Requirements
Every line below should be copied exactly; drop the pictures.

Provided material
^^^^^^^^^^^^^^^^

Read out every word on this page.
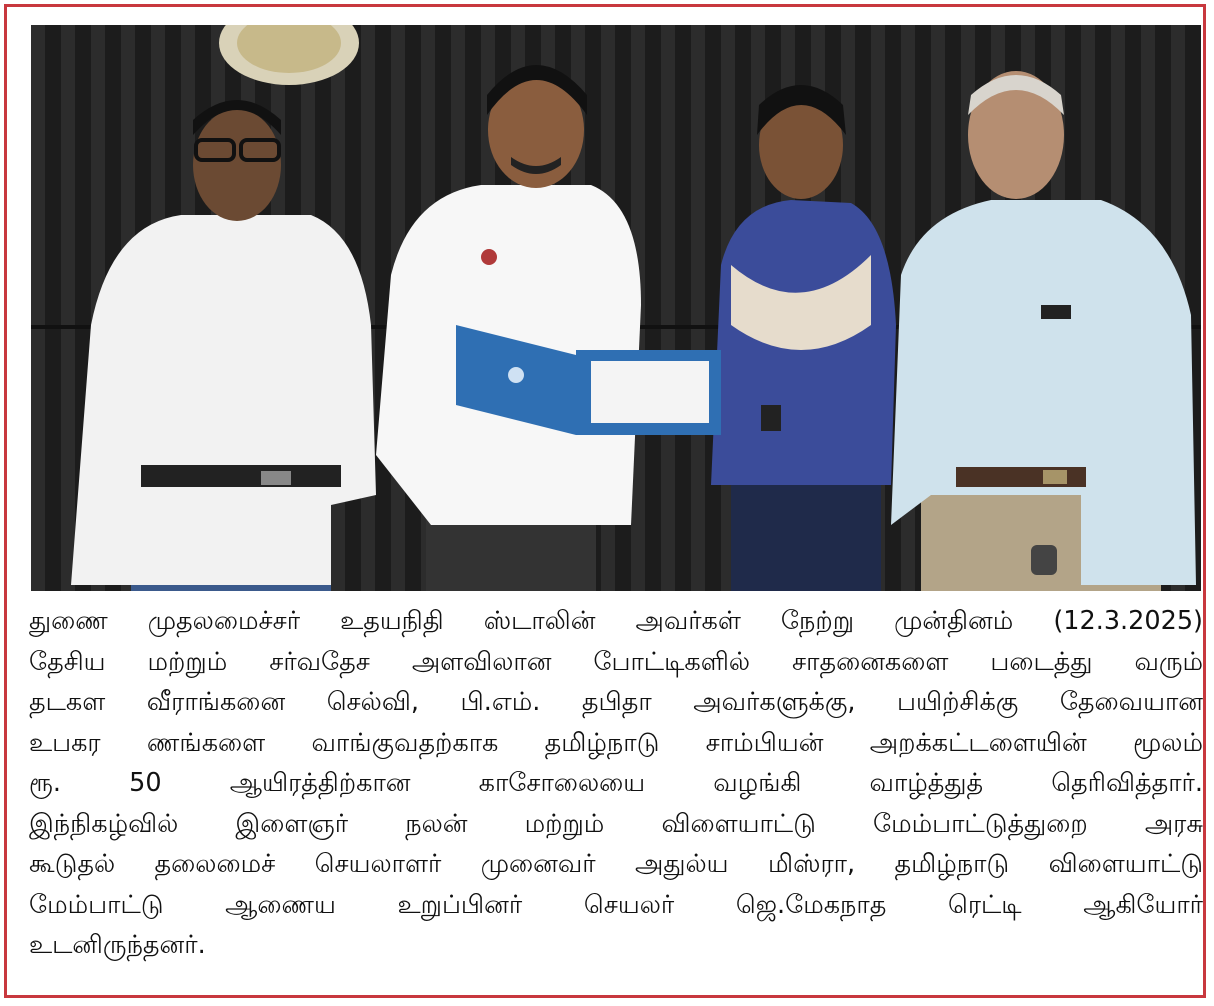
துணை முதலமைச்சர் உதயநிதி ஸ்டாலின் அவர்கள் நேற்று முன்தினம் (12.3.2025)
தேசிய மற்றும் சர்வதேச அளவிலான போட்டிகளில் சாதனைகளை படைத்து வரும்
தடகள வீராங்கனை செல்வி, பி.எம். தபிதா அவர்களுக்கு, பயிற்சிக்கு தேவையான
உபகர ணங்களை வாங்குவதற்காக தமிழ்நாடு சாம்பியன் அறக்கட்டளையின் மூலம்
ரூ. 50 ஆயிரத்திற்கான காசோலையை வழங்கி வாழ்த்துத் தெரிவித்தார்.
இந்நிகழ்வில் இளைஞர் நலன் மற்றும் விளையாட்டு மேம்பாட்டுத்துறை அரசு
கூடுதல் தலைமைச் செயலாளர் முனைவர் அதுல்ய மிஸ்ரா, தமிழ்நாடு விளையாட்டு
மேம்பாட்டு ஆணைய உறுப்பினர் செயலர் ஜெ.மேகநாத ரெட்டி ஆகியோர்
உடனிருந்தனர்.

^^^^^^^^^^^^^^^^

Answer below
Read out every word on this page.
துணை முதலமைச்சர் உதயநிதி ஸ்டாலின் அவர்கள் நேற்று முன்தினம் (12.3.2025)
தேசிய மற்றும் சர்வதேச அளவிலான போட்டிகளில் சாதனைகளை படைத்து வரும்
தடகள வீராங்கனை செல்வி, பி.எம். தபிதா அவர்களுக்கு, பயிற்சிக்கு தேவையான
உபகர ணங்களை வாங்குவதற்காக தமிழ்நாடு சாம்பியன் அறக்கட்டளையின் மூலம்
ரூ. 50 ஆயிரத்திற்கான காசோலையை வழங்கி வாழ்த்துத் தெரிவித்தார்.
இந்நிகழ்வில் இளைஞர் நலன் மற்றும் விளையாட்டு மேம்பாட்டுத்துறை அரசு
கூடுதல் தலைமைச் செயலாளர் முனைவர் அதுல்ய மிஸ்ரா, தமிழ்நாடு விளையாட்டு
மேம்பாட்டு ஆணைய உறுப்பினர் செயலர் ஜெ.மேகநாத ரெட்டி ஆகியோர்
உடனிருந்தனர்.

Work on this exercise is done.